- **PROBLEM DESCRIPTION**
Set down each entry exactly as given; pictures should not appear in the copy.

┌─ AVAILABLE RECORDS

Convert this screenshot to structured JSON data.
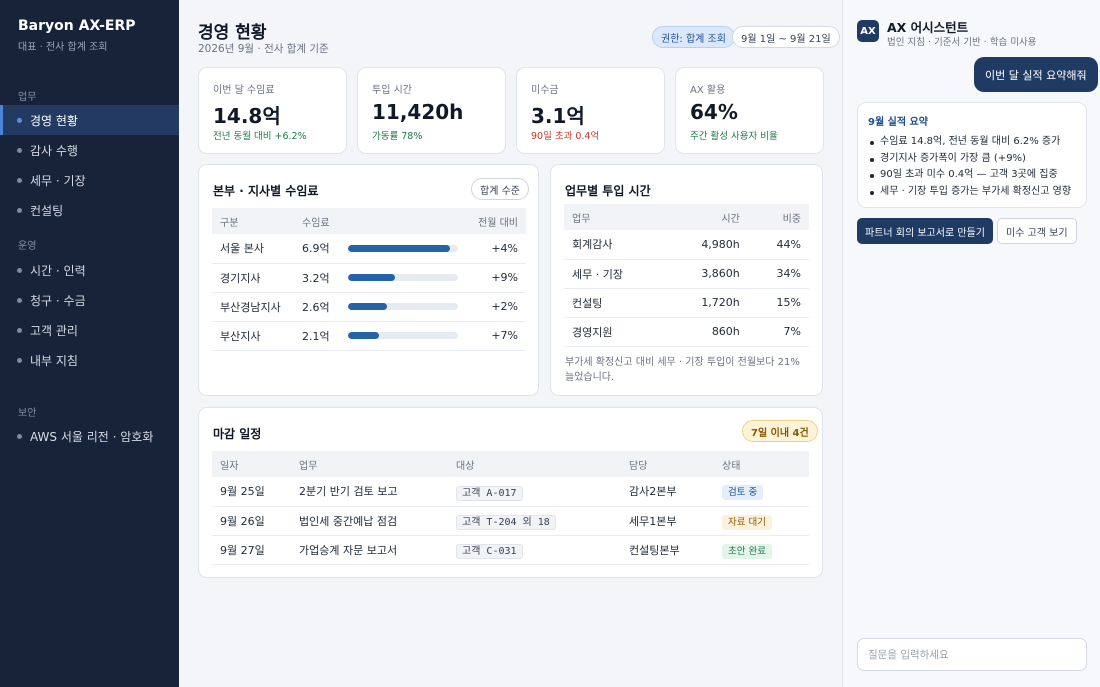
{
  "app": {
    "title": "Baryon AX-ERP",
    "subtitle": "대표 · 전사 합계 조회"
  },
  "sidebar": {
    "sections": [
      {
        "label": "업무"
      },
      {
        "label": "운영"
      },
      {
        "label": "보안"
      }
    ],
    "items": [
      {
        "label": "경영 현황",
        "active": true
      },
      {
        "label": "감사 수행"
      },
      {
        "label": "세무 · 기장"
      },
      {
        "label": "컨설팅"
      },
      {
        "label": "시간 · 인력"
      },
      {
        "label": "청구 · 수금"
      },
      {
        "label": "고객 관리"
      },
      {
        "label": "내부 지침"
      },
      {
        "label": "AWS 서울 리전 · 암호화"
      }
    ]
  },
  "header": {
    "title": "경영 현황",
    "subtitle": "2026년 9월 · 전사 합계 기준",
    "permission_badge": "권한: 합계 조회",
    "range_badge": "9월 1일 ~ 9월 21일"
  },
  "kpis": [
    {
      "label": "이번 달 수임료",
      "value": "14.8억",
      "note": "전년 동월 대비 +6.2%",
      "tone": "green"
    },
    {
      "label": "투입 시간",
      "value": "11,420h",
      "note": "가동률 78%",
      "tone": "green"
    },
    {
      "label": "미수금",
      "value": "3.1억",
      "note": "90일 초과 0.4억",
      "tone": "red"
    },
    {
      "label": "AX 활용",
      "value": "64%",
      "note": "주간 활성 사용자 비율",
      "tone": "green"
    }
  ],
  "branch_revenue": {
    "title": "본부 · 지사별 수임료",
    "button": "합계 수준",
    "headers": [
      "구분",
      "수임료",
      "전월 대비"
    ],
    "rows": [
      {
        "name": "서울 본사",
        "amount": "6.9억",
        "progress": 0.93,
        "change": "+4%"
      },
      {
        "name": "경기지사",
        "amount": "3.2억",
        "progress": 0.43,
        "change": "+9%"
      },
      {
        "name": "부산경남지사",
        "amount": "2.6억",
        "progress": 0.35,
        "change": "+2%"
      },
      {
        "name": "부산지사",
        "amount": "2.1억",
        "progress": 0.28,
        "change": "+7%"
      }
    ]
  },
  "hours_by_task": {
    "title": "업무별 투입 시간",
    "headers": [
      "업무",
      "시간",
      "비중"
    ],
    "rows": [
      {
        "task": "회계감사",
        "hours": "4,980h",
        "share": "44%"
      },
      {
        "task": "세무 · 기장",
        "hours": "3,860h",
        "share": "34%"
      },
      {
        "task": "컨설팅",
        "hours": "1,720h",
        "share": "15%"
      },
      {
        "task": "경영지원",
        "hours": "860h",
        "share": "7%"
      }
    ],
    "note": "부가세 확정신고 대비 세무 · 기장 투입이 전월보다 21% 늘었습니다."
  },
  "deadlines": {
    "title": "마감 일정",
    "badge": "7일 이내 4건",
    "headers": [
      "일자",
      "업무",
      "대상",
      "담당",
      "상태"
    ],
    "rows": [
      {
        "date": "9월 25일",
        "task": "2분기 반기 검토 보고",
        "target": "고객 A-017",
        "owner": "감사2본부",
        "status": "검토 중",
        "status_tone": "blue"
      },
      {
        "date": "9월 26일",
        "task": "법인세 중간예납 점검",
        "target": "고객 T-204 외 18",
        "owner": "세무1본부",
        "status": "자료 대기",
        "status_tone": "amber"
      },
      {
        "date": "9월 27일",
        "task": "가업승계 자문 보고서",
        "target": "고객 C-031",
        "owner": "컨설팅본부",
        "status": "초안 완료",
        "status_tone": "green"
      }
    ]
  },
  "assistant": {
    "logo": "AX",
    "title": "AX 어시스턴트",
    "subtitle": "법인 지침 · 기준서 기반 · 학습 미사용",
    "user_message": "이번 달 실적 요약해줘",
    "reply_title": "9월 실적 요약",
    "reply_items": [
      "수임료 14.8억, 전년 동월 대비 6.2% 증가",
      "경기지사 증가폭이 가장 큼 (+9%)",
      "90일 초과 미수 0.4억 — 고객 3곳에 집중",
      "세무 · 기장 투입 증가는 부가세 확정신고 영향"
    ],
    "action_primary": "파트너 회의 보고서로 만들기",
    "action_secondary": "미수 고객 보기",
    "input_placeholder": "질문을 입력하세요"
  },
  "colors": {
    "sidebar_bg": "#172338",
    "accent": "#1f3a63",
    "bar": "#2563a9",
    "positive": "#1f7a4d",
    "negative": "#c0392b"
  }
}
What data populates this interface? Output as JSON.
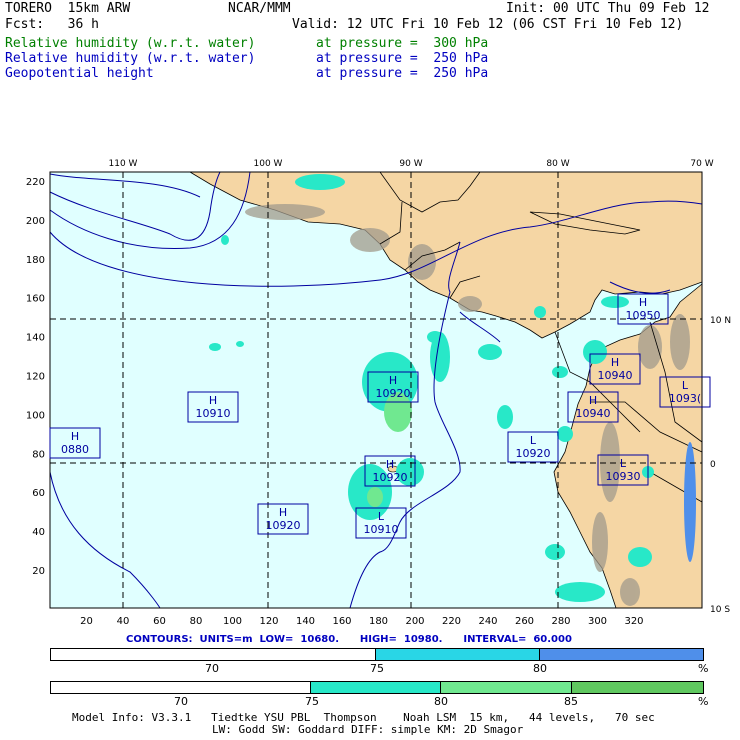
{
  "header": {
    "model": "TORERO  15km ARW",
    "center": "NCAR/MMM",
    "init": "Init: 00 UTC Thu 09 Feb 12",
    "fcst": "Fcst:   36 h",
    "valid": "Valid: 12 UTC Fri 10 Feb 12 (06 CST Fri 10 Feb 12)",
    "fields": [
      {
        "name": "Relative humidity (w.r.t. water)",
        "level": "at pressure =  300 hPa",
        "color": "#008000"
      },
      {
        "name": "Relative humidity (w.r.t. water)",
        "level": "at pressure =  250 hPa",
        "color": "#0000c0"
      },
      {
        "name": "Geopotential height",
        "level": "at pressure =  250 hPa",
        "color": "#0000c0"
      }
    ]
  },
  "map": {
    "lon_labels": [
      "110 W",
      "100 W",
      "90 W",
      "80 W",
      "70 W"
    ],
    "lat_labels": [
      "10 N",
      "0",
      "10 S"
    ],
    "grid_x_ticks": [
      "20",
      "40",
      "60",
      "80",
      "100",
      "120",
      "140",
      "160",
      "180",
      "200",
      "220",
      "240",
      "260",
      "280",
      "300",
      "320"
    ],
    "grid_y_ticks": [
      "220",
      "200",
      "180",
      "160",
      "140",
      "120",
      "100",
      "80",
      "60",
      "40",
      "20"
    ],
    "ocean_color": "#e0ffff",
    "land_color": "#f5d6a4",
    "contour_color": "#0000a0",
    "highs_lows": [
      {
        "type": "H",
        "value": "10950"
      },
      {
        "type": "H",
        "value": "10940"
      },
      {
        "type": "H",
        "value": "10940"
      },
      {
        "type": "L",
        "value": "1093("
      },
      {
        "type": "H",
        "value": "10920"
      },
      {
        "type": "H",
        "value": "10910"
      },
      {
        "type": "H",
        "value": "0880"
      },
      {
        "type": "L",
        "value": "10920"
      },
      {
        "type": "H",
        "value": "10920"
      },
      {
        "type": "L",
        "value": "10930"
      },
      {
        "type": "H",
        "value": "10920"
      },
      {
        "type": "L",
        "value": "10910"
      }
    ]
  },
  "contours": "CONTOURS:  UNITS=m  LOW=  10680.      HIGH=  10980.      INTERVAL=  60.000",
  "bar250": {
    "labels": [
      "70",
      "75",
      "80",
      "%"
    ],
    "colors": [
      "#ffffff",
      "#29d6e6",
      "#4f8fea"
    ]
  },
  "bar300": {
    "labels": [
      "70",
      "75",
      "80",
      "85",
      "%"
    ],
    "colors": [
      "#ffffff",
      "#28e8c8",
      "#70e890",
      "#60c860"
    ]
  },
  "footer": {
    "line1": "Model Info: V3.3.1   Tiedtke YSU PBL  Thompson    Noah LSM  15 km,   44 levels,   70 sec",
    "line2": "LW: Godd SW: Goddard DIFF: simple KM: 2D Smagor"
  }
}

└─

- **THE COMPLETED TASK**
Convert this screenshot to structured JSON data.
{
  "app": {
    "title": "Baryon AX-ERP",
    "subtitle": "대표 · 전사 합계 조회"
  },
  "sidebar": {
    "sections": [
      {
        "label": "업무"
      },
      {
        "label": "운영"
      },
      {
        "label": "보안"
      }
    ],
    "items": [
      {
        "label": "경영 현황",
        "active": true
      },
      {
        "label": "감사 수행"
      },
      {
        "label": "세무 · 기장"
      },
      {
        "label": "컨설팅"
      },
      {
        "label": "시간 · 인력"
      },
      {
        "label": "청구 · 수금"
      },
      {
        "label": "고객 관리"
      },
      {
        "label": "내부 지침"
      },
      {
        "label": "AWS 서울 리전 · 암호화"
      }
    ]
  },
  "header": {
    "title": "경영 현황",
    "subtitle": "2026년 9월 · 전사 합계 기준",
    "permission_badge": "권한: 합계 조회",
    "range_badge": "9월 1일 ~ 9월 21일"
  },
  "kpis": [
    {
      "label": "이번 달 수임료",
      "value": "14.8억",
      "note": "전년 동월 대비 +6.2%",
      "tone": "green"
    },
    {
      "label": "투입 시간",
      "value": "11,420h",
      "note": "가동률 78%",
      "tone": "green"
    },
    {
      "label": "미수금",
      "value": "3.1억",
      "note": "90일 초과 0.4억",
      "tone": "red"
    },
    {
      "label": "AX 활용",
      "value": "64%",
      "note": "주간 활성 사용자 비율",
      "tone": "green"
    }
  ],
  "branch_revenue": {
    "title": "본부 · 지사별 수임료",
    "button": "합계 수준",
    "headers": [
      "구분",
      "수임료",
      "전월 대비"
    ],
    "rows": [
      {
        "name": "서울 본사",
        "amount": "6.9억",
        "progress": 0.93,
        "change": "+4%"
      },
      {
        "name": "경기지사",
        "amount": "3.2억",
        "progress": 0.43,
        "change": "+9%"
      },
      {
        "name": "부산경남지사",
        "amount": "2.6억",
        "progress": 0.35,
        "change": "+2%"
      },
      {
        "name": "부산지사",
        "amount": "2.1억",
        "progress": 0.28,
        "change": "+7%"
      }
    ]
  },
  "hours_by_task": {
    "title": "업무별 투입 시간",
    "headers": [
      "업무",
      "시간",
      "비중"
    ],
    "rows": [
      {
        "task": "회계감사",
        "hours": "4,980h",
        "share": "44%"
      },
      {
        "task": "세무 · 기장",
        "hours": "3,860h",
        "share": "34%"
      },
      {
        "task": "컨설팅",
        "hours": "1,720h",
        "share": "15%"
      },
      {
        "task": "경영지원",
        "hours": "860h",
        "share": "7%"
      }
    ],
    "note": "부가세 확정신고 대비 세무 · 기장 투입이 전월보다 21% 늘었습니다."
  },
  "deadlines": {
    "title": "마감 일정",
    "badge": "7일 이내 4건",
    "headers": [
      "일자",
      "업무",
      "대상",
      "담당",
      "상태"
    ],
    "rows": [
      {
        "date": "9월 25일",
        "task": "2분기 반기 검토 보고",
        "target": "고객 A-017",
        "owner": "감사2본부",
        "status": "검토 중",
        "status_tone": "blue"
      },
      {
        "date": "9월 26일",
        "task": "법인세 중간예납 점검",
        "target": "고객 T-204 외 18",
        "owner": "세무1본부",
        "status": "자료 대기",
        "status_tone": "amber"
      },
      {
        "date": "9월 27일",
        "task": "가업승계 자문 보고서",
        "target": "고객 C-031",
        "owner": "컨설팅본부",
        "status": "초안 완료",
        "status_tone": "green"
      }
    ]
  },
  "assistant": {
    "logo": "AX",
    "title": "AX 어시스턴트",
    "subtitle": "법인 지침 · 기준서 기반 · 학습 미사용",
    "user_message": "이번 달 실적 요약해줘",
    "reply_title": "9월 실적 요약",
    "reply_items": [
      "수임료 14.8억, 전년 동월 대비 6.2% 증가",
      "경기지사 증가폭이 가장 큼 (+9%)",
      "90일 초과 미수 0.4억 — 고객 3곳에 집중",
      "세무 · 기장 투입 증가는 부가세 확정신고 영향"
    ],
    "action_primary": "파트너 회의 보고서로 만들기",
    "action_secondary": "미수 고객 보기",
    "input_placeholder": "질문을 입력하세요"
  },
  "colors": {
    "sidebar_bg": "#172338",
    "accent": "#1f3a63",
    "bar": "#2563a9",
    "positive": "#1f7a4d",
    "negative": "#c0392b"
  }
}
What data populates this interface? Output as JSON.
{
  "header": {
    "model": "TORERO  15km ARW",
    "center": "NCAR/MMM",
    "init": "Init: 00 UTC Thu 09 Feb 12",
    "fcst": "Fcst:   36 h",
    "valid": "Valid: 12 UTC Fri 10 Feb 12 (06 CST Fri 10 Feb 12)",
    "fields": [
      {
        "name": "Relative humidity (w.r.t. water)",
        "level": "at pressure =  300 hPa",
        "color": "#008000"
      },
      {
        "name": "Relative humidity (w.r.t. water)",
        "level": "at pressure =  250 hPa",
        "color": "#0000c0"
      },
      {
        "name": "Geopotential height",
        "level": "at pressure =  250 hPa",
        "color": "#0000c0"
      }
    ]
  },
  "map": {
    "lon_labels": [
      "110 W",
      "100 W",
      "90 W",
      "80 W",
      "70 W"
    ],
    "lat_labels": [
      "10 N",
      "0",
      "10 S"
    ],
    "grid_x_ticks": [
      "20",
      "40",
      "60",
      "80",
      "100",
      "120",
      "140",
      "160",
      "180",
      "200",
      "220",
      "240",
      "260",
      "280",
      "300",
      "320"
    ],
    "grid_y_ticks": [
      "220",
      "200",
      "180",
      "160",
      "140",
      "120",
      "100",
      "80",
      "60",
      "40",
      "20"
    ],
    "ocean_color": "#e0ffff",
    "land_color": "#f5d6a4",
    "contour_color": "#0000a0",
    "highs_lows": [
      {
        "type": "H",
        "value": "10950"
      },
      {
        "type": "H",
        "value": "10940"
      },
      {
        "type": "H",
        "value": "10940"
      },
      {
        "type": "L",
        "value": "1093("
      },
      {
        "type": "H",
        "value": "10920"
      },
      {
        "type": "H",
        "value": "10910"
      },
      {
        "type": "H",
        "value": "0880"
      },
      {
        "type": "L",
        "value": "10920"
      },
      {
        "type": "H",
        "value": "10920"
      },
      {
        "type": "L",
        "value": "10930"
      },
      {
        "type": "H",
        "value": "10920"
      },
      {
        "type": "L",
        "value": "10910"
      }
    ]
  },
  "contours": "CONTOURS:  UNITS=m  LOW=  10680.      HIGH=  10980.      INTERVAL=  60.000",
  "bar250": {
    "labels": [
      "70",
      "75",
      "80",
      "%"
    ],
    "colors": [
      "#ffffff",
      "#29d6e6",
      "#4f8fea"
    ]
  },
  "bar300": {
    "labels": [
      "70",
      "75",
      "80",
      "85",
      "%"
    ],
    "colors": [
      "#ffffff",
      "#28e8c8",
      "#70e890",
      "#60c860"
    ]
  },
  "footer": {
    "line1": "Model Info: V3.3.1   Tiedtke YSU PBL  Thompson    Noah LSM  15 km,   44 levels,   70 sec",
    "line2": "LW: Godd SW: Goddard DIFF: simple KM: 2D Smagor"
  }
}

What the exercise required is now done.